■ Goal of the exercise: Retype the data exactly. Spelling and punctuation stay as they are.
Excerpted data Block Start
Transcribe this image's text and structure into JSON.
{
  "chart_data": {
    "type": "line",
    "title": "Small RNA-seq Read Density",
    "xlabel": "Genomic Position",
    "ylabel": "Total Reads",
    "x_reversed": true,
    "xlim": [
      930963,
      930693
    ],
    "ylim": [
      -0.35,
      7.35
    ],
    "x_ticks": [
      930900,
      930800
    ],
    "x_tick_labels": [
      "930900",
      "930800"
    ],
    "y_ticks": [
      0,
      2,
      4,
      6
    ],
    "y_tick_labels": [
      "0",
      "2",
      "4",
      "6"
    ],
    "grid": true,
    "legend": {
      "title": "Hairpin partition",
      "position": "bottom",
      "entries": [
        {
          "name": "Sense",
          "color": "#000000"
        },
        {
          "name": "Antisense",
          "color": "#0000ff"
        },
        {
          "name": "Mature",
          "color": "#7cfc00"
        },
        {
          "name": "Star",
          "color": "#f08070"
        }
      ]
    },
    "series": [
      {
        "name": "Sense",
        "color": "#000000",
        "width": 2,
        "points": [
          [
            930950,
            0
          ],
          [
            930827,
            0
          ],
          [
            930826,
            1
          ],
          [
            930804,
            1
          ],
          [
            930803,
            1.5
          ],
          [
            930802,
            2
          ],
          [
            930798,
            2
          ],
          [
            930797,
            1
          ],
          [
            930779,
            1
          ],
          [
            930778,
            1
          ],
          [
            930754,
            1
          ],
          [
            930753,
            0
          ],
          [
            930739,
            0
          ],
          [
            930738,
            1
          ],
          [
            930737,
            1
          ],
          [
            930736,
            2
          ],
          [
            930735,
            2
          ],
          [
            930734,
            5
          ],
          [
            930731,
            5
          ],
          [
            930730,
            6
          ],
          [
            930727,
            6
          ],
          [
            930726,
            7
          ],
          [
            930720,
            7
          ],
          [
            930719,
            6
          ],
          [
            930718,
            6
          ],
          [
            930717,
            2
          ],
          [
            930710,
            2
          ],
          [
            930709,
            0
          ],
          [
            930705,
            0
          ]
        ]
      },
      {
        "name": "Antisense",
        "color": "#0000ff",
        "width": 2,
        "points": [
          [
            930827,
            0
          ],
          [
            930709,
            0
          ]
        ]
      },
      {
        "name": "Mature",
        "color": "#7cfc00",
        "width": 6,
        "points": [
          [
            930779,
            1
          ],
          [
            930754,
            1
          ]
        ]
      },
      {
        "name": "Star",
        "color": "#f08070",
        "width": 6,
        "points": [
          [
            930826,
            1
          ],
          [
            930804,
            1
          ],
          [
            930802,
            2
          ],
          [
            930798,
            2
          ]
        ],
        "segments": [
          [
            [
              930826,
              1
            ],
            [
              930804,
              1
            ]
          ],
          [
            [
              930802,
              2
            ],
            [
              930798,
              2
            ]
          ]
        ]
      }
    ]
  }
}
Excerpted data Block End
■ Written answer:
Transcribe this image's text and structure into JSON.
{
  "chart_data": {
    "type": "line",
    "title": "Small RNA-seq Read Density",
    "xlabel": "Genomic Position",
    "ylabel": "Total Reads",
    "x_reversed": true,
    "xlim": [
      930963,
      930693
    ],
    "ylim": [
      -0.35,
      7.35
    ],
    "x_ticks": [
      930900,
      930800
    ],
    "x_tick_labels": [
      "930900",
      "930800"
    ],
    "y_ticks": [
      0,
      2,
      4,
      6
    ],
    "y_tick_labels": [
      "0",
      "2",
      "4",
      "6"
    ],
    "grid": true,
    "legend": {
      "title": "Hairpin partition",
      "position": "bottom",
      "entries": [
        {
          "name": "Sense",
          "color": "#000000"
        },
        {
          "name": "Antisense",
          "color": "#0000ff"
        },
        {
          "name": "Mature",
          "color": "#7cfc00"
        },
        {
          "name": "Star",
          "color": "#f08070"
        }
      ]
    },
    "series": [
      {
        "name": "Sense",
        "color": "#000000",
        "width": 2,
        "points": [
          [
            930950,
            0
          ],
          [
            930827,
            0
          ],
          [
            930826,
            1
          ],
          [
            930804,
            1
          ],
          [
            930803,
            1.5
          ],
          [
            930802,
            2
          ],
          [
            930798,
            2
          ],
          [
            930797,
            1
          ],
          [
            930779,
            1
          ],
          [
            930778,
            1
          ],
          [
            930754,
            1
          ],
          [
            930753,
            0
          ],
          [
            930739,
            0
          ],
          [
            930738,
            1
          ],
          [
            930737,
            1
          ],
          [
            930736,
            2
          ],
          [
            930735,
            2
          ],
          [
            930734,
            5
          ],
          [
            930731,
            5
          ],
          [
            930730,
            6
          ],
          [
            930727,
            6
          ],
          [
            930726,
            7
          ],
          [
            930720,
            7
          ],
          [
            930719,
            6
          ],
          [
            930718,
            6
          ],
          [
            930717,
            2
          ],
          [
            930710,
            2
          ],
          [
            930709,
            0
          ],
          [
            930705,
            0
          ]
        ]
      },
      {
        "name": "Antisense",
        "color": "#0000ff",
        "width": 2,
        "points": [
          [
            930827,
            0
          ],
          [
            930709,
            0
          ]
        ]
      },
      {
        "name": "Mature",
        "color": "#7cfc00",
        "width": 6,
        "points": [
          [
            930779,
            1
          ],
          [
            930754,
            1
          ]
        ]
      },
      {
        "name": "Star",
        "color": "#f08070",
        "width": 6,
        "points": [
          [
            930826,
            1
          ],
          [
            930804,
            1
          ],
          [
            930802,
            2
          ],
          [
            930798,
            2
          ]
        ],
        "segments": [
          [
            [
              930826,
              1
            ],
            [
              930804,
              1
            ]
          ],
          [
            [
              930802,
              2
            ],
            [
              930798,
              2
            ]
          ]
        ]
      }
    ]
  }
}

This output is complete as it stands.